### Work to do
Present every line in which the string "JSON" appears.

### Material for this exercise

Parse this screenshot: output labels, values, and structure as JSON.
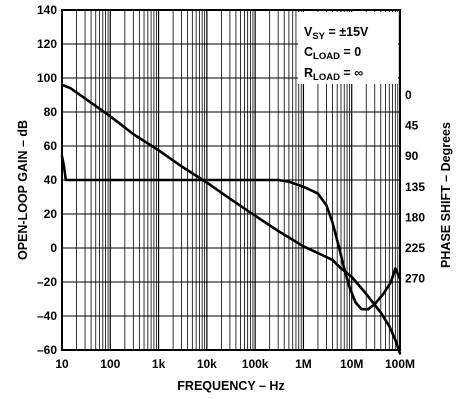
{
  "chart_data": {
    "type": "line",
    "xlabel": "FREQUENCY – Hz",
    "ylabel_left": "OPEN-LOOP GAIN – dB",
    "ylabel_right": "PHASE SHIFT – Degrees",
    "xscale": "log",
    "xlim": [
      10,
      100000000
    ],
    "ylim_left": [
      -60,
      140
    ],
    "x_ticks": [
      {
        "value": 10,
        "label": "10"
      },
      {
        "value": 100,
        "label": "100"
      },
      {
        "value": 1000,
        "label": "1k"
      },
      {
        "value": 10000,
        "label": "10k"
      },
      {
        "value": 100000,
        "label": "100k"
      },
      {
        "value": 1000000,
        "label": "1M"
      },
      {
        "value": 10000000,
        "label": "10M"
      },
      {
        "value": 100000000,
        "label": "100M"
      }
    ],
    "left_ticks": [
      140,
      120,
      100,
      80,
      60,
      40,
      20,
      0,
      -20,
      -40,
      -60
    ],
    "left_tick_labels": [
      "140",
      "120",
      "100",
      "80",
      "60",
      "40",
      "20",
      "0",
      "–20",
      "–40",
      "–60"
    ],
    "right_ticks": [
      {
        "label": "0",
        "gain_equiv": 90
      },
      {
        "label": "45",
        "gain_equiv": 72
      },
      {
        "label": "90",
        "gain_equiv": 54
      },
      {
        "label": "135",
        "gain_equiv": 36
      },
      {
        "label": "180",
        "gain_equiv": 18
      },
      {
        "label": "225",
        "gain_equiv": 0
      },
      {
        "label": "270",
        "gain_equiv": -18
      }
    ],
    "grid": true,
    "legend_position": "top-right",
    "legend": {
      "line1_main": "V",
      "line1_sub": "SY",
      "line1_rest": " = ±15V",
      "line2_main": "C",
      "line2_sub": "LOAD",
      "line2_rest": " = 0",
      "line3_main": "R",
      "line3_sub": "LOAD",
      "line3_rest": " = ∞"
    },
    "series": [
      {
        "points": [
          [
            10,
            96
          ],
          [
            15,
            94
          ],
          [
            30,
            88
          ],
          [
            100,
            77.5
          ],
          [
            300,
            67
          ],
          [
            1000,
            57.5
          ],
          [
            3000,
            48
          ],
          [
            10000,
            38.5
          ],
          [
            30000,
            29
          ],
          [
            100000,
            19
          ],
          [
            300000,
            10
          ],
          [
            1000000,
            1
          ],
          [
            2000000,
            -3
          ],
          [
            4000000,
            -7
          ],
          [
            6000000,
            -12
          ],
          [
            10000000,
            -17
          ],
          [
            20000000,
            -27
          ],
          [
            40000000,
            -38
          ],
          [
            60000000,
            -46
          ],
          [
            80000000,
            -54
          ],
          [
            100000000,
            -62
          ]
        ]
      },
      {
        "points": [
          [
            10,
            54
          ],
          [
            11,
            48
          ],
          [
            12,
            40
          ],
          [
            100,
            40
          ],
          [
            1000,
            40
          ],
          [
            10000,
            40
          ],
          [
            100000,
            40
          ],
          [
            300000,
            40
          ],
          [
            500000,
            39
          ],
          [
            800000,
            37
          ],
          [
            1200000,
            35
          ],
          [
            2000000,
            32
          ],
          [
            3000000,
            25
          ],
          [
            4000000,
            15
          ],
          [
            5500000,
            0
          ],
          [
            7000000,
            -12
          ],
          [
            9000000,
            -23
          ],
          [
            12000000,
            -32
          ],
          [
            16000000,
            -36
          ],
          [
            22000000,
            -36
          ],
          [
            30000000,
            -33
          ],
          [
            45000000,
            -27
          ],
          [
            65000000,
            -20
          ],
          [
            80000000,
            -12
          ],
          [
            100000000,
            -18
          ]
        ]
      }
    ]
  }
}
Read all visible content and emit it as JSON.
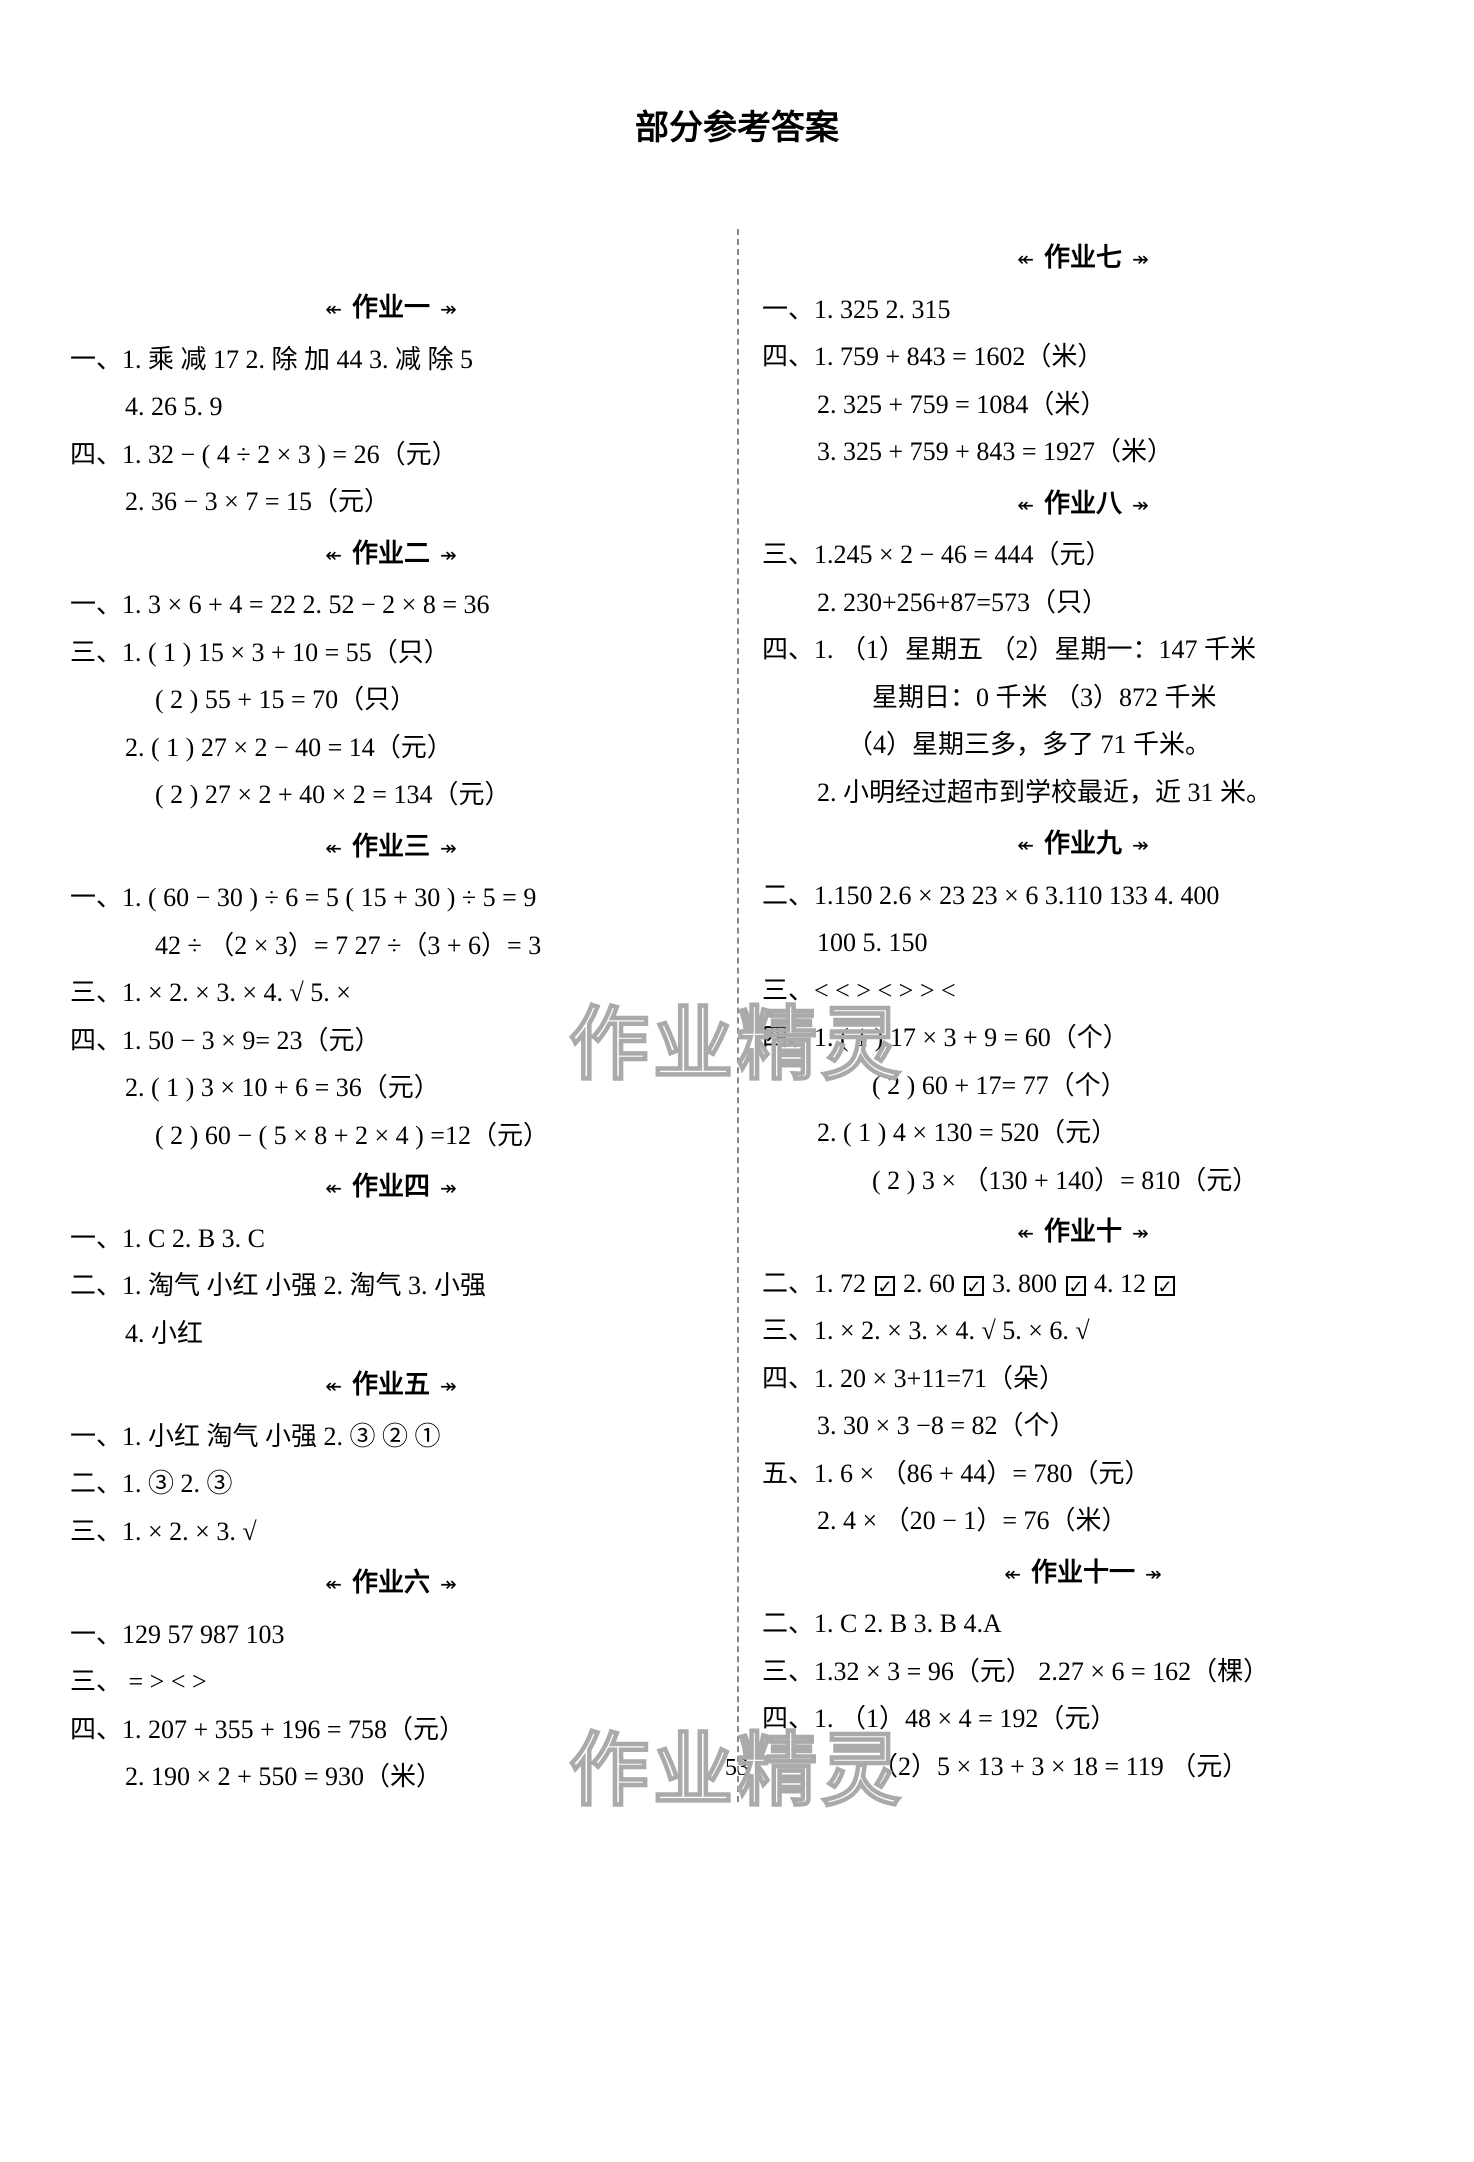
{
  "title": "部分参考答案",
  "pageNumber": "53",
  "watermark": "作业精灵",
  "arrowLeft": "↞",
  "arrowRight": "↠",
  "left": {
    "hw1": {
      "title": "作业一",
      "l1": "一、1. 乘 减 17  2. 除 加  44  3. 减  除  5",
      "l2": "4. 26   5. 9",
      "l3": "四、1. 32 − ( 4 ÷ 2 × 3 ) = 26（元）",
      "l4": "2. 36 − 3 × 7 = 15（元）"
    },
    "hw2": {
      "title": "作业二",
      "l1": "一、1. 3 × 6 + 4 = 22  2. 52 − 2 × 8 = 36",
      "l2": "三、1. ( 1 ) 15 × 3 + 10 = 55（只）",
      "l3": "( 2 ) 55 + 15 = 70（只）",
      "l4": "2. ( 1 ) 27 × 2 − 40 = 14（元）",
      "l5": "( 2 ) 27 × 2 + 40 × 2 = 134（元）"
    },
    "hw3": {
      "title": "作业三",
      "l1": "一、1. ( 60 − 30 ) ÷ 6 = 5   ( 15 + 30 ) ÷ 5 = 9",
      "l2": "42 ÷ （2 × 3）= 7     27 ÷（3 + 6）= 3",
      "l3": "三、1. ×  2. ×  3. ×  4. √  5. ×",
      "l4": "四、1. 50 − 3 × 9= 23（元）",
      "l5": "2. ( 1 ) 3 × 10 + 6 = 36（元）",
      "l6": "( 2 ) 60 − ( 5 × 8 + 2 × 4 ) =12（元）"
    },
    "hw4": {
      "title": "作业四",
      "l1": "一、1. C  2. B  3. C",
      "l2": "二、1. 淘气 小红 小强  2. 淘气  3. 小强",
      "l3": "4. 小红"
    },
    "hw5": {
      "title": "作业五",
      "l1": "一、1. 小红 淘气 小强  2. ③ ② ①",
      "l2": "二、1. ③  2. ③",
      "l3": "三、1. ×  2. ×  3. √"
    },
    "hw6": {
      "title": "作业六",
      "l1": "一、129  57  987  103",
      "l2": "三、 =  >  <  >",
      "l3": "四、1. 207 + 355 + 196 = 758（元）",
      "l4": "2. 190 × 2 + 550 = 930（米）"
    }
  },
  "right": {
    "hw7": {
      "title": "作业七",
      "l1": "一、1. 325  2. 315",
      "l2": "四、1. 759 + 843 = 1602（米）",
      "l3": "2. 325 + 759 = 1084（米）",
      "l4": "3. 325 + 759 + 843 = 1927（米）"
    },
    "hw8": {
      "title": "作业八",
      "l1": "三、1.245 × 2 − 46 = 444（元）",
      "l2": "2. 230+256+87=573（只）",
      "l3": "四、1. （1）星期五 （2）星期一：147 千米",
      "l4": "星期日：0 千米 （3）872 千米",
      "l5": "（4）星期三多，多了 71 千米。",
      "l6": "2. 小明经过超市到学校最近，近 31 米。"
    },
    "hw9": {
      "title": "作业九",
      "l1": "二、1.150  2.6 × 23  23 × 6  3.110  133  4. 400",
      "l2": "100  5. 150",
      "l3": "三、<    <    >    <    >    >    <",
      "l4": "四、1. ( 1 ) 17 × 3 + 9 = 60（个）",
      "l5": "( 2 ) 60 + 17= 77（个）",
      "l6": "2. ( 1 ) 4 × 130 = 520（元）",
      "l7": "( 2 ) 3 × （130 + 140）= 810（元）"
    },
    "hw10": {
      "title": "作业十",
      "l1a": "二、1. 72 ",
      "l1b": "  2. 60 ",
      "l1c": "  3. 800 ",
      "l1d": "  4. 12 ",
      "l2": "三、1. ×  2. ×  3. ×  4. √  5. ×  6. √",
      "l3": "四、1. 20 × 3+11=71（朵）",
      "l4": "3. 30 × 3 −8 = 82（个）",
      "l5": "五、1. 6 × （86 + 44）= 780（元）",
      "l6": "2. 4 × （20 − 1）= 76（米）"
    },
    "hw11": {
      "title": "作业十一",
      "l1": "二、1. C   2. B   3. B   4.A",
      "l2": "三、1.32 × 3 = 96（元）  2.27 × 6 = 162（棵）",
      "l3": "四、1. （1）48 × 4 = 192（元）",
      "l4": "（2）5 × 13 + 3 × 18 = 119 （元）"
    }
  }
}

### Written answer
Parse this screenshot: output labels, values, and structure as JSON.
Read all visible content and emit it as JSON.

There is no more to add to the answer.